:: Records provided

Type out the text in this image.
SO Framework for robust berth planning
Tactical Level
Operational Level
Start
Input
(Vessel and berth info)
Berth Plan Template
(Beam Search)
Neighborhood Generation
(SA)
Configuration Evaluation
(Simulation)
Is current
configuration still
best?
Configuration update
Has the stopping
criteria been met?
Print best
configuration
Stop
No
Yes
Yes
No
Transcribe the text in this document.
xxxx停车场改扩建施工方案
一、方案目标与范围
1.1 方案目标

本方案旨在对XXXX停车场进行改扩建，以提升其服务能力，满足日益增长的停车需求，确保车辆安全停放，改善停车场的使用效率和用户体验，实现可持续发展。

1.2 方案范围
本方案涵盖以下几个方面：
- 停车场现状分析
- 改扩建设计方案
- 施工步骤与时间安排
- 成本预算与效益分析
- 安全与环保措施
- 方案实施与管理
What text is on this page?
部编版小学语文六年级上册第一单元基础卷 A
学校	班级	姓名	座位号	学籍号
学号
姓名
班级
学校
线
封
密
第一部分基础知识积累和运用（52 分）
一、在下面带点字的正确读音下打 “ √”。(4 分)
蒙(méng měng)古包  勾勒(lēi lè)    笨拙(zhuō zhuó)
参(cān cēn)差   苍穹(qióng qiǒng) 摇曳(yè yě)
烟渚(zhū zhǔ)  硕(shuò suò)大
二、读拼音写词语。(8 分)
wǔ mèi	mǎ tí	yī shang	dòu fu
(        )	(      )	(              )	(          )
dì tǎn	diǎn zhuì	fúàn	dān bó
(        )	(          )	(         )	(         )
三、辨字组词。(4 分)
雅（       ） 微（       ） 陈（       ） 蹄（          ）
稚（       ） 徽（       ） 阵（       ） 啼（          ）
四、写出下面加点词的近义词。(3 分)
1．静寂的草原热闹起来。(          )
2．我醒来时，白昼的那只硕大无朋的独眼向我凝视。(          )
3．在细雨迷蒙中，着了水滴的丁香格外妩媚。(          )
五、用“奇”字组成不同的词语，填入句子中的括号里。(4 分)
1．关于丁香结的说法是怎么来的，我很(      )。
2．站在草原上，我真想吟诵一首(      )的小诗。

::::

### Problem details:
Your task is to output the full set of records exactly as presented.

### Response to this exercise:
Type out the text in this image.
SO Framework for robust berth planning
Tactical Level
Operational Level
Start
Input
(Vessel and berth info)
Berth Plan Template
(Beam Search)
Neighborhood Generation
(SA)
Configuration Evaluation
(Simulation)
Is current
configuration still
best?
Configuration update
Has the stopping
criteria been met?
Print best
configuration
Stop
No
Yes
Yes
No
Transcribe the text in this document.
xxxx停车场改扩建施工方案
一、方案目标与范围
1.1 方案目标

本方案旨在对XXXX停车场进行改扩建，以提升其服务能力，满足日益增长的停车需求，确保车辆安全停放，改善停车场的使用效率和用户体验，实现可持续发展。

1.2 方案范围
本方案涵盖以下几个方面：
- 停车场现状分析
- 改扩建设计方案
- 施工步骤与时间安排
- 成本预算与效益分析
- 安全与环保措施
- 方案实施与管理
What text is on this page?
部编版小学语文六年级上册第一单元基础卷 A
学校	班级	姓名	座位号	学籍号
学号
姓名
班级
学校
线
封
密
第一部分基础知识积累和运用（52 分）
一、在下面带点字的正确读音下打 “ √”。(4 分)
蒙(méng měng)古包  勾勒(lēi lè)    笨拙(zhuō zhuó)
参(cān cēn)差   苍穹(qióng qiǒng) 摇曳(yè yě)
烟渚(zhū zhǔ)  硕(shuò suò)大
二、读拼音写词语。(8 分)
wǔ mèi	mǎ tí	yī shang	dòu fu
(        )	(      )	(              )	(          )
dì tǎn	diǎn zhuì	fúàn	dān bó
(        )	(          )	(         )	(         )
三、辨字组词。(4 分)
雅（       ） 微（       ） 陈（       ） 蹄（          ）
稚（       ） 徽（       ） 阵（       ） 啼（          ）
四、写出下面加点词的近义词。(3 分)
1．静寂的草原热闹起来。(          )
2．我醒来时，白昼的那只硕大无朋的独眼向我凝视。(          )
3．在细雨迷蒙中，着了水滴的丁香格外妩媚。(          )
五、用“奇”字组成不同的词语，填入句子中的括号里。(4 分)
1．关于丁香结的说法是怎么来的，我很(      )。
2．站在草原上，我真想吟诵一首(      )的小诗。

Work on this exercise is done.